# Task description
Write out the material below again, unchanged.

________________________________________

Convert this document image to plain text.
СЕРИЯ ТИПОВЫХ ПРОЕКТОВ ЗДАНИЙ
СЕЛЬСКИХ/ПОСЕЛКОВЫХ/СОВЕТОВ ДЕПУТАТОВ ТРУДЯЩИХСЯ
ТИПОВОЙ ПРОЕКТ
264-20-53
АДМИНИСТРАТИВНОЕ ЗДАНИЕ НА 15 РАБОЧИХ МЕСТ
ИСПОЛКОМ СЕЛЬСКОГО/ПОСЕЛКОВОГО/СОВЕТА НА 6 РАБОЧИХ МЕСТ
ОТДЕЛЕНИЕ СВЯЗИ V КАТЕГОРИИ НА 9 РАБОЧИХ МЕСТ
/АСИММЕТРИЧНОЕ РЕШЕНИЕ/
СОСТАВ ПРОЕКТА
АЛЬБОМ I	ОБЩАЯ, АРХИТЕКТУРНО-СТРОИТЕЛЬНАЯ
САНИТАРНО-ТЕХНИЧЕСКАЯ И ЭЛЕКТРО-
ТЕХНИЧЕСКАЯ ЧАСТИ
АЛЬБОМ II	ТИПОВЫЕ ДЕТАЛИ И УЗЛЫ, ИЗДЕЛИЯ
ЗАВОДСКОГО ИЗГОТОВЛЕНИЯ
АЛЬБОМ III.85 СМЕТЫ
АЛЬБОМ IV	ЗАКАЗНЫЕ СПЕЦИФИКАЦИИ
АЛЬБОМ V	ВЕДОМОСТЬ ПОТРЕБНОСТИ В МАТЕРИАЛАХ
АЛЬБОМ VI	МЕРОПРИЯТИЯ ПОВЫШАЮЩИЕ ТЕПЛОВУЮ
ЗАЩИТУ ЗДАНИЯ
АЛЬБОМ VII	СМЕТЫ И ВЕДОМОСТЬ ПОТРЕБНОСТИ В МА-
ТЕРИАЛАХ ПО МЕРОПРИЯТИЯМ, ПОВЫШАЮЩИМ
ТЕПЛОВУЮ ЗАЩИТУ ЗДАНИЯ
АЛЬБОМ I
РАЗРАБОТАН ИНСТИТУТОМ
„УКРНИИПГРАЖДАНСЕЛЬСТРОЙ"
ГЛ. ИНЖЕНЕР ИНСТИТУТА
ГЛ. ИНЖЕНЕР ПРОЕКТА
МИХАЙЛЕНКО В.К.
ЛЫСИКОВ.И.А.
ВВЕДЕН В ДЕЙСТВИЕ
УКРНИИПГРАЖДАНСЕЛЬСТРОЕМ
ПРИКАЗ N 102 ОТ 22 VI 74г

________________________________________

# Problem solution
Convert this document image to plain text.
СЕРИЯ ТИПОВЫХ ПРОЕКТОВ ЗДАНИЙ
СЕЛЬСКИХ/ПОСЕЛКОВЫХ/СОВЕТОВ ДЕПУТАТОВ ТРУДЯЩИХСЯ
ТИПОВОЙ ПРОЕКТ
264-20-53
АДМИНИСТРАТИВНОЕ ЗДАНИЕ НА 15 РАБОЧИХ МЕСТ
ИСПОЛКОМ СЕЛЬСКОГО/ПОСЕЛКОВОГО/СОВЕТА НА 6 РАБОЧИХ МЕСТ
ОТДЕЛЕНИЕ СВЯЗИ V КАТЕГОРИИ НА 9 РАБОЧИХ МЕСТ
/АСИММЕТРИЧНОЕ РЕШЕНИЕ/
СОСТАВ ПРОЕКТА
АЛЬБОМ I	ОБЩАЯ, АРХИТЕКТУРНО-СТРОИТЕЛЬНАЯ
САНИТАРНО-ТЕХНИЧЕСКАЯ И ЭЛЕКТРО-
ТЕХНИЧЕСКАЯ ЧАСТИ
АЛЬБОМ II	ТИПОВЫЕ ДЕТАЛИ И УЗЛЫ, ИЗДЕЛИЯ
ЗАВОДСКОГО ИЗГОТОВЛЕНИЯ
АЛЬБОМ III.85 СМЕТЫ
АЛЬБОМ IV	ЗАКАЗНЫЕ СПЕЦИФИКАЦИИ
АЛЬБОМ V	ВЕДОМОСТЬ ПОТРЕБНОСТИ В МАТЕРИАЛАХ
АЛЬБОМ VI	МЕРОПРИЯТИЯ ПОВЫШАЮЩИЕ ТЕПЛОВУЮ
ЗАЩИТУ ЗДАНИЯ
АЛЬБОМ VII	СМЕТЫ И ВЕДОМОСТЬ ПОТРЕБНОСТИ В МА-
ТЕРИАЛАХ ПО МЕРОПРИЯТИЯМ, ПОВЫШАЮЩИМ
ТЕПЛОВУЮ ЗАЩИТУ ЗДАНИЯ
АЛЬБОМ I
РАЗРАБОТАН ИНСТИТУТОМ
„УКРНИИПГРАЖДАНСЕЛЬСТРОЙ"
ГЛ. ИНЖЕНЕР ИНСТИТУТА
ГЛ. ИНЖЕНЕР ПРОЕКТА
МИХАЙЛЕНКО В.К.
ЛЫСИКОВ.И.А.
ВВЕДЕН В ДЕЙСТВИЕ
УКРНИИПГРАЖДАНСЕЛЬСТРОЕМ
ПРИКАЗ N 102 ОТ 22 VI 74г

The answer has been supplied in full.